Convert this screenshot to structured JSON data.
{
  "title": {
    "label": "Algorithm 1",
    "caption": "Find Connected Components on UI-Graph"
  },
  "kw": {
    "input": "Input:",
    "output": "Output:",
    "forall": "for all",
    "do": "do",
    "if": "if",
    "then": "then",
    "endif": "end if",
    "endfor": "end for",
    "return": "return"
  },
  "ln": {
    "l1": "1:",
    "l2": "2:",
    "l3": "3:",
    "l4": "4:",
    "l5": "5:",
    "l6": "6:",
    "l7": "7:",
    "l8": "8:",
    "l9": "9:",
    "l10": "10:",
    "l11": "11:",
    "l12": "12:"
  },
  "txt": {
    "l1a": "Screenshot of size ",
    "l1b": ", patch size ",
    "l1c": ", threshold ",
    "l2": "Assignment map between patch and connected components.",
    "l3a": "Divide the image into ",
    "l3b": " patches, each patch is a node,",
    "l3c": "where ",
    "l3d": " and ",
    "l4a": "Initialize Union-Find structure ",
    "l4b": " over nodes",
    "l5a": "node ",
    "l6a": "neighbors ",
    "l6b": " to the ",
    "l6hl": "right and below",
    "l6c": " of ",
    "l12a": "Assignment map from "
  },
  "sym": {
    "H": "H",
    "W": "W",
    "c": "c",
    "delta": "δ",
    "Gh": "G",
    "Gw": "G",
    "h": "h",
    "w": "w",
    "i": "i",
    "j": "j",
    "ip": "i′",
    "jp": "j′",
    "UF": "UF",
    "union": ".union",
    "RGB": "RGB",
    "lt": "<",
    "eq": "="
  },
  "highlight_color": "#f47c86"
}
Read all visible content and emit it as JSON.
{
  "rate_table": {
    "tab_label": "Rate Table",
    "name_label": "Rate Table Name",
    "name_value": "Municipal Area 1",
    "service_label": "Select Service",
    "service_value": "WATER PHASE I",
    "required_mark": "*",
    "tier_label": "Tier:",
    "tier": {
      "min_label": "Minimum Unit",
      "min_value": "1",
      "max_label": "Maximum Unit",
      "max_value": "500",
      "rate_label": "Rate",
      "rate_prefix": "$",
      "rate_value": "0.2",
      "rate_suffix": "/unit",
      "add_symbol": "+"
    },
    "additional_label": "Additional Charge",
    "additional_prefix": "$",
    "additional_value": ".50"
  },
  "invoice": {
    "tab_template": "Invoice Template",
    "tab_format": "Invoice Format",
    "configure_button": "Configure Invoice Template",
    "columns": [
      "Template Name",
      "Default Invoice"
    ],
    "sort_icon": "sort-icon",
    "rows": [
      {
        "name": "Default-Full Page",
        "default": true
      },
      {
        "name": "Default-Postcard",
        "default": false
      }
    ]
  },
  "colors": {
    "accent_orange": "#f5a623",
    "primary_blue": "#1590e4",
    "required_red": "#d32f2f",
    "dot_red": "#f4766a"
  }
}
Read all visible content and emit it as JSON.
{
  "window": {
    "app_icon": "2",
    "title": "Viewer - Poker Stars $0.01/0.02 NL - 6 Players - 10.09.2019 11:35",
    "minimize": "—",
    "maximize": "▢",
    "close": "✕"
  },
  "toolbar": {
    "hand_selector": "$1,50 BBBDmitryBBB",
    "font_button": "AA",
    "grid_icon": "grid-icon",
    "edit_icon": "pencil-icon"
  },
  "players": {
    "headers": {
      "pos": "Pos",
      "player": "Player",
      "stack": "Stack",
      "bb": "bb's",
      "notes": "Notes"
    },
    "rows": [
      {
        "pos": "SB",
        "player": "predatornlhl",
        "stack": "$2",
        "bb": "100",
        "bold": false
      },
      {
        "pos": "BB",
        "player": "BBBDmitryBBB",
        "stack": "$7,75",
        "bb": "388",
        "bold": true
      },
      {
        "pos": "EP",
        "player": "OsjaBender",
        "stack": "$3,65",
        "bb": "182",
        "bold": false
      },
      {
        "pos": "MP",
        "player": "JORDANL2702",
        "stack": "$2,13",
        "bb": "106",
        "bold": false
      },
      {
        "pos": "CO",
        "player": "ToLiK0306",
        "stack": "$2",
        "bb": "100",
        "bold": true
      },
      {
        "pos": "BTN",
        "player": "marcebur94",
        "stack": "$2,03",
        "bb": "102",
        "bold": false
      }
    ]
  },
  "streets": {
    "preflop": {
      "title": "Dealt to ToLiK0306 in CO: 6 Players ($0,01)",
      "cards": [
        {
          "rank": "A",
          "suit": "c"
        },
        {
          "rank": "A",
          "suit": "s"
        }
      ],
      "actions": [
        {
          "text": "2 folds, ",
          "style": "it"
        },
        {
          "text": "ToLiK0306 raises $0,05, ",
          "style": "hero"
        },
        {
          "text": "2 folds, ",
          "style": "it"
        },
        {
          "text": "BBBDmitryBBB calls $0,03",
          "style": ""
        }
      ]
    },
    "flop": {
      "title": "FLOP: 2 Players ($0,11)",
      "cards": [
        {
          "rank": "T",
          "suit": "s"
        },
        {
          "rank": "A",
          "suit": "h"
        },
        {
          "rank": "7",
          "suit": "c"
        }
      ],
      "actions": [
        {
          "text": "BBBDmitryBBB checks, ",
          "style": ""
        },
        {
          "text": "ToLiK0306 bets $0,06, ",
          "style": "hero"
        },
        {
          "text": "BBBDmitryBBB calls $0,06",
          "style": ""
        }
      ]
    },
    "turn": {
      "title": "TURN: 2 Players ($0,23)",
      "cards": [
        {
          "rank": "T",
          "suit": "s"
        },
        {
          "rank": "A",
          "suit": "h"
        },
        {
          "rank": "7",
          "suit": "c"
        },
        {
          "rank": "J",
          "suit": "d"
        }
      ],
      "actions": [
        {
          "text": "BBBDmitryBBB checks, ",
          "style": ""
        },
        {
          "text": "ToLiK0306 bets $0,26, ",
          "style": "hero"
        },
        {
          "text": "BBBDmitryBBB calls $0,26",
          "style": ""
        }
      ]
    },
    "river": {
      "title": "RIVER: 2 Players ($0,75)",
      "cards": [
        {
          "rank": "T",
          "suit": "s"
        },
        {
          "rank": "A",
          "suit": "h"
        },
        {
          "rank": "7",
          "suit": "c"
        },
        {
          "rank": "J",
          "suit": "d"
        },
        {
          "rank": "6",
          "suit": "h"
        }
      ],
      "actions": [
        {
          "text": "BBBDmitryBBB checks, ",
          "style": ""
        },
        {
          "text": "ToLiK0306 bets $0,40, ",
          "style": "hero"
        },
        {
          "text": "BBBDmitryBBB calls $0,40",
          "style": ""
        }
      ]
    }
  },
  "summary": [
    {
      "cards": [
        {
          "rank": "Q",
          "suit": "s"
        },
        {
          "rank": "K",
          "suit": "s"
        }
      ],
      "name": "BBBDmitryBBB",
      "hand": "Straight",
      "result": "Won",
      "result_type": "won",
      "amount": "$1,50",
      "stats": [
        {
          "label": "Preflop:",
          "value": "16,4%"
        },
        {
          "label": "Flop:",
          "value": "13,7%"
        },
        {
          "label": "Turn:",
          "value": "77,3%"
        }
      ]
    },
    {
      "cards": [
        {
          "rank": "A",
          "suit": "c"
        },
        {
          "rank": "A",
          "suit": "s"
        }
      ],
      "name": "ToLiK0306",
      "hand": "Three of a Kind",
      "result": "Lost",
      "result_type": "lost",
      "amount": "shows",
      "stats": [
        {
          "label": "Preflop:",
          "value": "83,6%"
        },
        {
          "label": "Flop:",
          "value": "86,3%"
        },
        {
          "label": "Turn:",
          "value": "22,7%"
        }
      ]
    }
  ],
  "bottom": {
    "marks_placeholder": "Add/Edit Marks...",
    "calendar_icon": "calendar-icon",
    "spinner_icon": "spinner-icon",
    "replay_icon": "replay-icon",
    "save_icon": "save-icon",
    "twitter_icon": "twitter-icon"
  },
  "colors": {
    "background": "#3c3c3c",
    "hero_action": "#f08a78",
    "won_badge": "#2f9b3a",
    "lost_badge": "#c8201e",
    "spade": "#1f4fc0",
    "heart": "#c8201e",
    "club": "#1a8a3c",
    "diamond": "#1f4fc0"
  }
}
+++
Your task
Reproduce each line of the material containing the word "Find".

The result
    "caption": "Find Connected Components on UI-Graph"
    "l4a": "Initialize Union-Find structure ",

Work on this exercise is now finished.